» Written task
Below are some records. Say how many of their lines contain the string "from", and give nothing but the number.

» Stored rows
......

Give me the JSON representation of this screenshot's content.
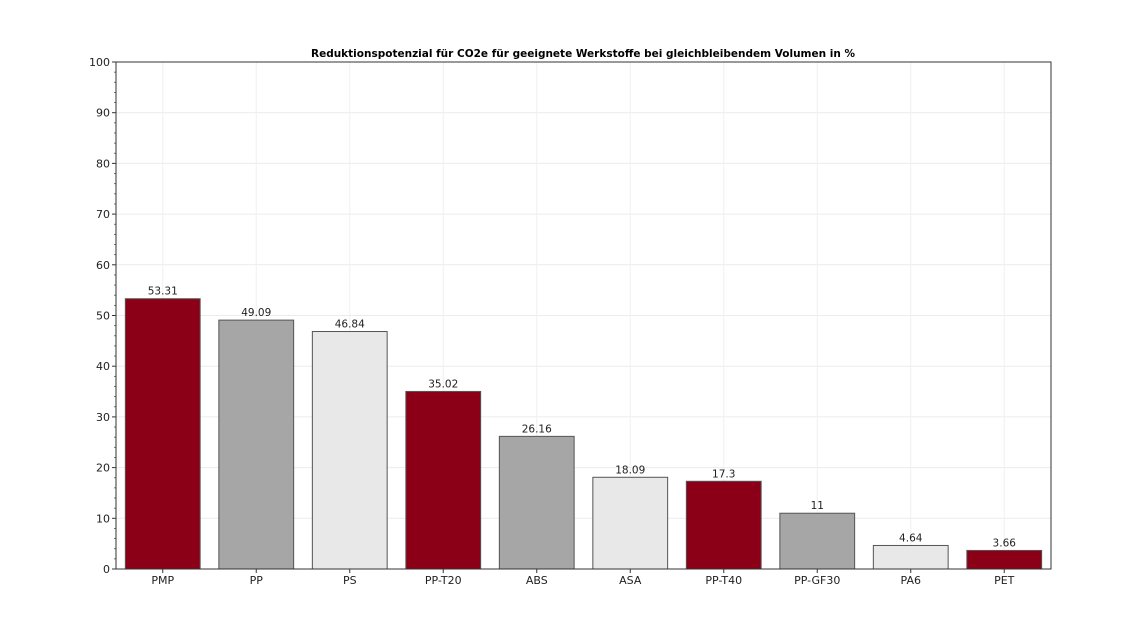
{
  "chart_data": {
    "type": "bar",
    "title": "Reduktionspotenzial für CO2e für geeignete Werkstoffe bei gleichbleibendem Volumen in %",
    "xlabel": "",
    "ylabel": "",
    "ylim": [
      0,
      100
    ],
    "yticks": [
      0,
      10,
      20,
      30,
      40,
      50,
      60,
      70,
      80,
      90,
      100
    ],
    "grid": true,
    "categories": [
      "PMP",
      "PP",
      "PS",
      "PP-T20",
      "ABS",
      "ASA",
      "PP-T40",
      "PP-GF30",
      "PA6",
      "PET"
    ],
    "values": [
      53.31,
      49.09,
      46.84,
      35.02,
      26.16,
      18.09,
      17.3,
      11,
      4.64,
      3.66
    ],
    "value_labels": [
      "53.31",
      "49.09",
      "46.84",
      "35.02",
      "26.16",
      "18.09",
      "17.3",
      "11",
      "4.64",
      "3.66"
    ],
    "colors": [
      "#8b0016",
      "#a6a6a6",
      "#e8e8e8",
      "#8b0016",
      "#a6a6a6",
      "#e8e8e8",
      "#8b0016",
      "#a6a6a6",
      "#e8e8e8",
      "#8b0016"
    ]
  }
}
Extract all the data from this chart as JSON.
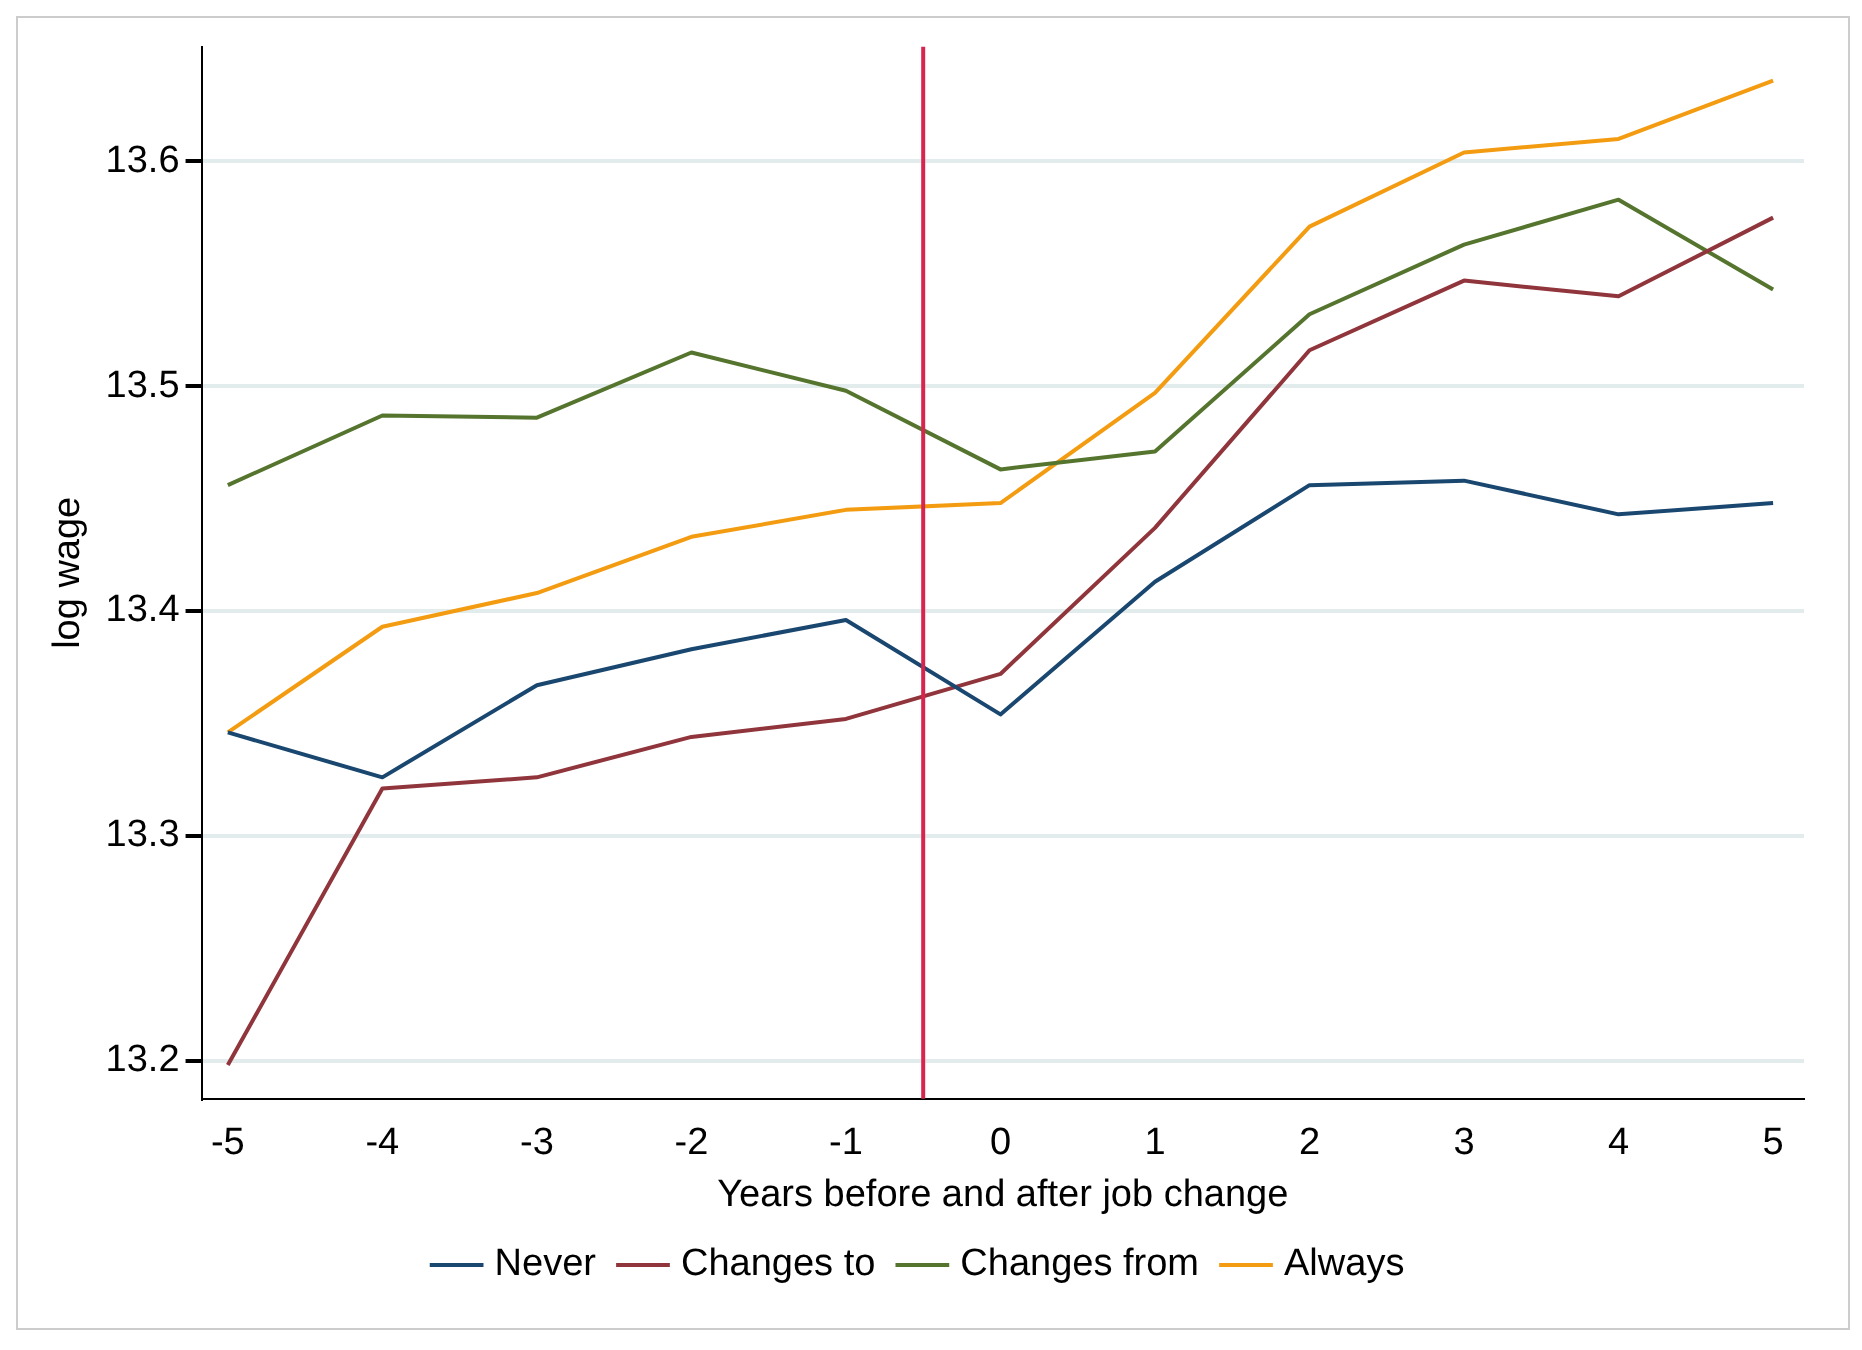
{
  "chart_data": {
    "type": "line",
    "xlabel": "Years before and after job change",
    "ylabel": "log wage",
    "x": [
      -5,
      -4,
      -3,
      -2,
      -1,
      0,
      1,
      2,
      3,
      4,
      5
    ],
    "series": [
      {
        "name": "Never",
        "color": "#1a476f",
        "values": [
          13.346,
          13.326,
          13.367,
          13.383,
          13.396,
          13.354,
          13.413,
          13.456,
          13.458,
          13.443,
          13.448
        ]
      },
      {
        "name": "Changes to",
        "color": "#90353b",
        "values": [
          13.198,
          13.321,
          13.326,
          13.344,
          13.352,
          13.372,
          13.437,
          13.516,
          13.547,
          13.54,
          13.575
        ]
      },
      {
        "name": "Changes from",
        "color": "#55752f",
        "values": [
          13.456,
          13.487,
          13.486,
          13.515,
          13.498,
          13.463,
          13.471,
          13.532,
          13.563,
          13.583,
          13.543
        ]
      },
      {
        "name": "Always",
        "color": "#f39c12",
        "values": [
          13.346,
          13.393,
          13.408,
          13.433,
          13.445,
          13.448,
          13.497,
          13.571,
          13.604,
          13.61,
          13.636
        ]
      }
    ],
    "xlim": [
      -5.17,
      5.2
    ],
    "xticks": [
      -5,
      -4,
      -3,
      -2,
      -1,
      0,
      1,
      2,
      3,
      4,
      5
    ],
    "ylim": [
      13.183,
      13.651
    ],
    "yticks": [
      13.2,
      13.3,
      13.4,
      13.5,
      13.6
    ],
    "ref_lines": [
      {
        "axis": "x",
        "value": -0.5,
        "color": "#d6264f"
      }
    ],
    "grid": "y",
    "legend": "bottom",
    "marker": "none",
    "line_style": "solid"
  }
}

......

» Problem solution
2